● **PROBLEM DETAILS**:
Look through the listing below and give the number of lines that hold "Center". Say nothing more.

◇ ◇ ◇ ◇ ◇ ◇ ◇

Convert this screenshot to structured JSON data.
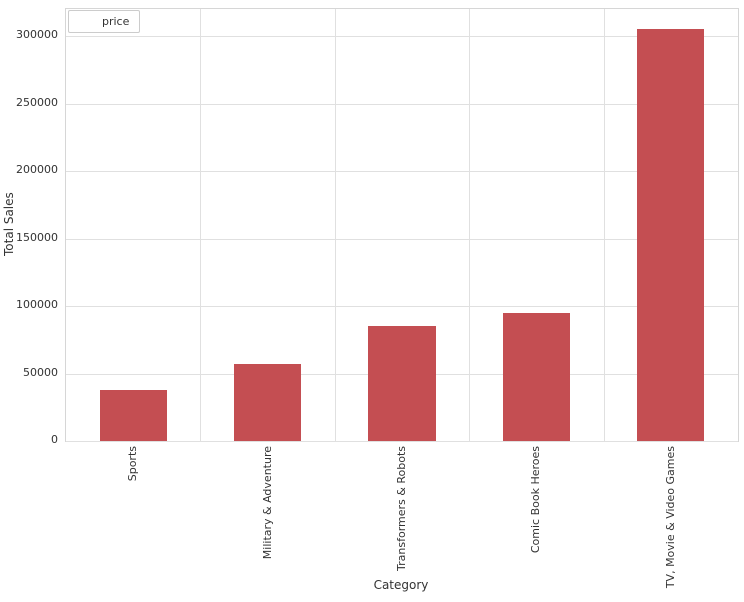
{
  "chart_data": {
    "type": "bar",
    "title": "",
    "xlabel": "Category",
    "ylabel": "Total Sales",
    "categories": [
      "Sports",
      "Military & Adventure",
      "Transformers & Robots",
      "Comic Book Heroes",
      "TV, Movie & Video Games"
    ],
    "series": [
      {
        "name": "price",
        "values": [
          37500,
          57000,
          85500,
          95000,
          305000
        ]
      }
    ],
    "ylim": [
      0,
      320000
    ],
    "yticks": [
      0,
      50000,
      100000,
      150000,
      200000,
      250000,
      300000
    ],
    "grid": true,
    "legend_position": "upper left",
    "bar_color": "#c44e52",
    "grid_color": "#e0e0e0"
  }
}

◇ ◇ ◇ ◇ ◇ ◇ ◇

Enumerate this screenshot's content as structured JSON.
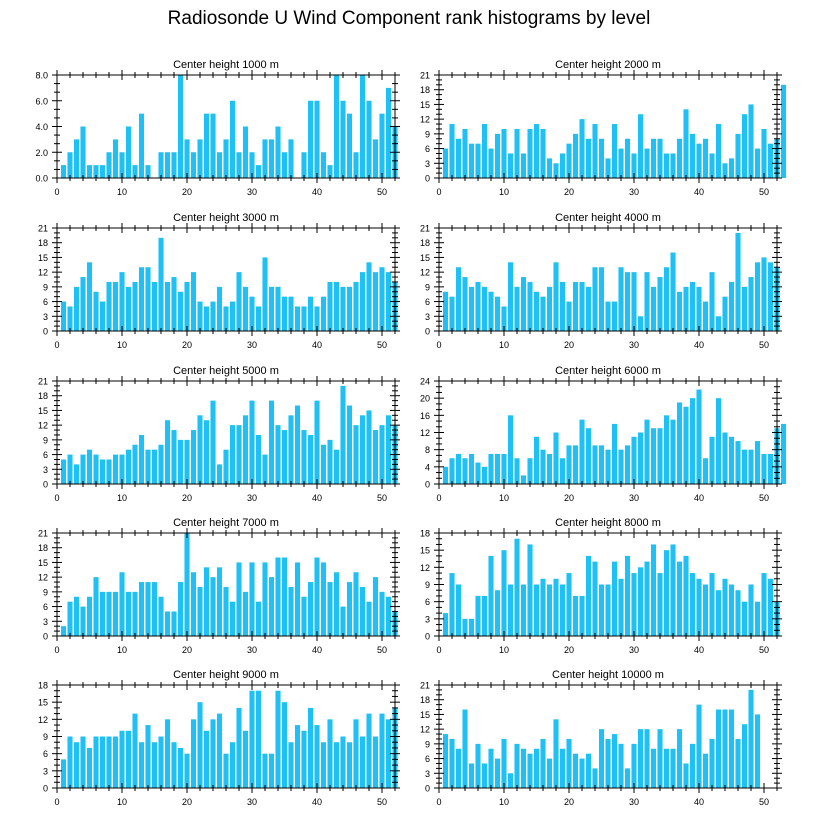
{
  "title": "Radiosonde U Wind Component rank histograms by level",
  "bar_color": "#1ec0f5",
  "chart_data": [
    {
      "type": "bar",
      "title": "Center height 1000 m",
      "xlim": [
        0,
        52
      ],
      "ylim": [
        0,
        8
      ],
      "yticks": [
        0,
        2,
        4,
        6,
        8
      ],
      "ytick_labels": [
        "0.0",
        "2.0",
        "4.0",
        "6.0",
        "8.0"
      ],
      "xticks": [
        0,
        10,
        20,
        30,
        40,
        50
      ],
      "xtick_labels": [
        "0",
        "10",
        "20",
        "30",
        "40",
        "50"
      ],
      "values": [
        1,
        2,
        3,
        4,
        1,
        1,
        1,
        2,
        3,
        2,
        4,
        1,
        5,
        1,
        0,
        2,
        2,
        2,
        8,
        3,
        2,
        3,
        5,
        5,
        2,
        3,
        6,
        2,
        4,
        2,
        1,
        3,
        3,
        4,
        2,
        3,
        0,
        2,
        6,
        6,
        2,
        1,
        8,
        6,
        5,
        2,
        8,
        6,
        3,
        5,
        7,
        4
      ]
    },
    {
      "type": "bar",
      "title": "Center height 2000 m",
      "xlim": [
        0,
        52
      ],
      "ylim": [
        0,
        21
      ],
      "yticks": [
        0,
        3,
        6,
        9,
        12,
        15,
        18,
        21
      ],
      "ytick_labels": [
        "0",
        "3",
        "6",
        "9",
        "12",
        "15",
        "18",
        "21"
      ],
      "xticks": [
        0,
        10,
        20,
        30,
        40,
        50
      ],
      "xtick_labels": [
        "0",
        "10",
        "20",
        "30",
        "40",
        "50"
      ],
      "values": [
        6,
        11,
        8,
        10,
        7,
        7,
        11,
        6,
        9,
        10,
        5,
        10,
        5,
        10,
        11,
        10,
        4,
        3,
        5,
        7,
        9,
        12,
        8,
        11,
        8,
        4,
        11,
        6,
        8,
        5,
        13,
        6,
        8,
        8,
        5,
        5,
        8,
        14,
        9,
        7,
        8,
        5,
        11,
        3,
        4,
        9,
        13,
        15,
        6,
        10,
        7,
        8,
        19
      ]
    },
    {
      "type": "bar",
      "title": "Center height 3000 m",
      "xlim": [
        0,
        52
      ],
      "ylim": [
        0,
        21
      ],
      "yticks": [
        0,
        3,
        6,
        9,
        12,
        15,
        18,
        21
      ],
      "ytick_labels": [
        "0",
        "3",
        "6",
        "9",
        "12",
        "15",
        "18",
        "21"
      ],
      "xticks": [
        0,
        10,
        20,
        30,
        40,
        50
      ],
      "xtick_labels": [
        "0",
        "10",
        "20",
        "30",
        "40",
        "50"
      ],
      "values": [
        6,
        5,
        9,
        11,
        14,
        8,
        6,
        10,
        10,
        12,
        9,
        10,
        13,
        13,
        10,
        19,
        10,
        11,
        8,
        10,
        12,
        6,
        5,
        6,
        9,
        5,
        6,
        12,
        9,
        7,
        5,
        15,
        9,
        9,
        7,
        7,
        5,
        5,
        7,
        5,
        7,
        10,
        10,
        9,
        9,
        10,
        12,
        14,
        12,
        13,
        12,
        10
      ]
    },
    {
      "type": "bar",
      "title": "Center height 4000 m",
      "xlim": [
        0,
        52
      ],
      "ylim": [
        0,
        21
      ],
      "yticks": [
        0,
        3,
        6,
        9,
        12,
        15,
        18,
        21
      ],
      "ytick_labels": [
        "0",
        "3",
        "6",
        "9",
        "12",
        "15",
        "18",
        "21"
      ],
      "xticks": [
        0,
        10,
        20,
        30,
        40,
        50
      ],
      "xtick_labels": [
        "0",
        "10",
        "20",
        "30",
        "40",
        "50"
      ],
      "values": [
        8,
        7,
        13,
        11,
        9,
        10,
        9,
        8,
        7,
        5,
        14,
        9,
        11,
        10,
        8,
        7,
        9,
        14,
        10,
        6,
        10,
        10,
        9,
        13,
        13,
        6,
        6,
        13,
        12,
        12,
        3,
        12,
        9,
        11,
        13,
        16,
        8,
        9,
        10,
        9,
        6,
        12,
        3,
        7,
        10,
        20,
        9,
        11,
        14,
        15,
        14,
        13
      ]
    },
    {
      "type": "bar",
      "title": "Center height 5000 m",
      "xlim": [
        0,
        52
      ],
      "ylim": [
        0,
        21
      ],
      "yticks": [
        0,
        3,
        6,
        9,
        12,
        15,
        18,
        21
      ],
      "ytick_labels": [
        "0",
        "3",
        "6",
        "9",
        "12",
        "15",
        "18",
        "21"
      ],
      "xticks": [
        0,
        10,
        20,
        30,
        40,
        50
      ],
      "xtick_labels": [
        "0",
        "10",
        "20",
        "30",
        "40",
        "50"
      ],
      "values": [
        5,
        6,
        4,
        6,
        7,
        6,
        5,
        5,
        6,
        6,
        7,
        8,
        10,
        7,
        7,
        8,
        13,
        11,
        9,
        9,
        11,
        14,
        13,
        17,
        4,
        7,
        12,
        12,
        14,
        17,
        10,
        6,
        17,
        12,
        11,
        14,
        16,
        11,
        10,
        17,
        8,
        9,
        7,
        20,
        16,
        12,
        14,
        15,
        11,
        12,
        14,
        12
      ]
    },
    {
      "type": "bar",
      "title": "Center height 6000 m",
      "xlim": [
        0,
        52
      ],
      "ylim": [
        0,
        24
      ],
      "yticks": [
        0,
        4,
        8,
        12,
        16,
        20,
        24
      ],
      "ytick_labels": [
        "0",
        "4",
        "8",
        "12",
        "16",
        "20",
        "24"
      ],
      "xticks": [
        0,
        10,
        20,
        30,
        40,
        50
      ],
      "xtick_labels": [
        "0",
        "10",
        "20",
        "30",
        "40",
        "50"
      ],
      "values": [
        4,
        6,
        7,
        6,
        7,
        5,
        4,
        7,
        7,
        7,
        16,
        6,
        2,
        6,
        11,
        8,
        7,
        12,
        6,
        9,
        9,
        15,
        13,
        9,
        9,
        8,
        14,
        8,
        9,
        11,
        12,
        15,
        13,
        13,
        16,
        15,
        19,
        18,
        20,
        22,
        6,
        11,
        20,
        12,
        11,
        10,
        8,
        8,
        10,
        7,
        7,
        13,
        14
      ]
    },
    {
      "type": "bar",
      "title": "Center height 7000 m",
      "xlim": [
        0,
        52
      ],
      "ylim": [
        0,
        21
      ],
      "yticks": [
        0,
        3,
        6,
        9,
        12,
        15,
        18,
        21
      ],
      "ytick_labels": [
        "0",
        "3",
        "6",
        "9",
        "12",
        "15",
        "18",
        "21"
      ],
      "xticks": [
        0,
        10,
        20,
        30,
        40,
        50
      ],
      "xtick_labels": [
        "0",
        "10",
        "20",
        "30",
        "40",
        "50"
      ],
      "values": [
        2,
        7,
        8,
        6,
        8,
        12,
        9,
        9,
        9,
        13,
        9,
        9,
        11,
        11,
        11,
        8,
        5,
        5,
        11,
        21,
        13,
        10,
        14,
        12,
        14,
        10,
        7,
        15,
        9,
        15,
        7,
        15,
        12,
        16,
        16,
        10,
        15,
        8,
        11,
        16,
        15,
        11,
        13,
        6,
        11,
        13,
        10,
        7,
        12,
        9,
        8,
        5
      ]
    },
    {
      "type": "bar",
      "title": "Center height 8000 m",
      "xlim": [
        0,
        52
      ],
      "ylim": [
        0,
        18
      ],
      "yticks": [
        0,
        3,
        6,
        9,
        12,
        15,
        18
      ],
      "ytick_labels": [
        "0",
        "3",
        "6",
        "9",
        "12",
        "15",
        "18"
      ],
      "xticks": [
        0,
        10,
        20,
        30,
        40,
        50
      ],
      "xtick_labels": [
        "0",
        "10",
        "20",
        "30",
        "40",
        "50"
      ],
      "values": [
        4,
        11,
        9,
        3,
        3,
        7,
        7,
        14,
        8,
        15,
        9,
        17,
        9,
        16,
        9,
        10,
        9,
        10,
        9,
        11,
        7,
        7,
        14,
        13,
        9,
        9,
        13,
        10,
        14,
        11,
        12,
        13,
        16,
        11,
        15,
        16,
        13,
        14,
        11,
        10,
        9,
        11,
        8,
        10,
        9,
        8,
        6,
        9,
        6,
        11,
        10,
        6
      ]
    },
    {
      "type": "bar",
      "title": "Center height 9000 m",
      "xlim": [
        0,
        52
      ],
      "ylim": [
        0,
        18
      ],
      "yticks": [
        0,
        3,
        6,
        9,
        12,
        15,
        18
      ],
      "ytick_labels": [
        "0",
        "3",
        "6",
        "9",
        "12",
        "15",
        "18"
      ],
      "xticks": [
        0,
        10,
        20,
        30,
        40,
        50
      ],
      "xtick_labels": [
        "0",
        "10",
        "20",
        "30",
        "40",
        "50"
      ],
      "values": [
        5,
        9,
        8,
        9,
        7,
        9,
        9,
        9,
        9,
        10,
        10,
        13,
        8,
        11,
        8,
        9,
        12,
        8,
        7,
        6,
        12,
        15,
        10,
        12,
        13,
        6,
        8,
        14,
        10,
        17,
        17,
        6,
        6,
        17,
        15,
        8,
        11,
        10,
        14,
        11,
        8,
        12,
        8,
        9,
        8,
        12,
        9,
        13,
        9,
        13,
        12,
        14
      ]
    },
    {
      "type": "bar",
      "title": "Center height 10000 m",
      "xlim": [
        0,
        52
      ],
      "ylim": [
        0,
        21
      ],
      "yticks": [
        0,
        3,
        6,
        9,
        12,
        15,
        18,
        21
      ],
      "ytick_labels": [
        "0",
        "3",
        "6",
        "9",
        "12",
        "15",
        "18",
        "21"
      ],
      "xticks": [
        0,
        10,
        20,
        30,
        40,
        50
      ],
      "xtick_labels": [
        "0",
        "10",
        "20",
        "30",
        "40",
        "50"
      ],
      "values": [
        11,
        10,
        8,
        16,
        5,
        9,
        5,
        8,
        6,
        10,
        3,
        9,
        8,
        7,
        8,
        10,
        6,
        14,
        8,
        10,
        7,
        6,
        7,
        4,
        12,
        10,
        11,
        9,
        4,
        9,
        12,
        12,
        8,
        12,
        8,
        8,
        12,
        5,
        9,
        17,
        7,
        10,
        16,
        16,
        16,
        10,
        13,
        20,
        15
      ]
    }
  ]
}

◇ ◇ ◇ ◇ ◇ ◇ ◇

● **TASK ANSWER**:
10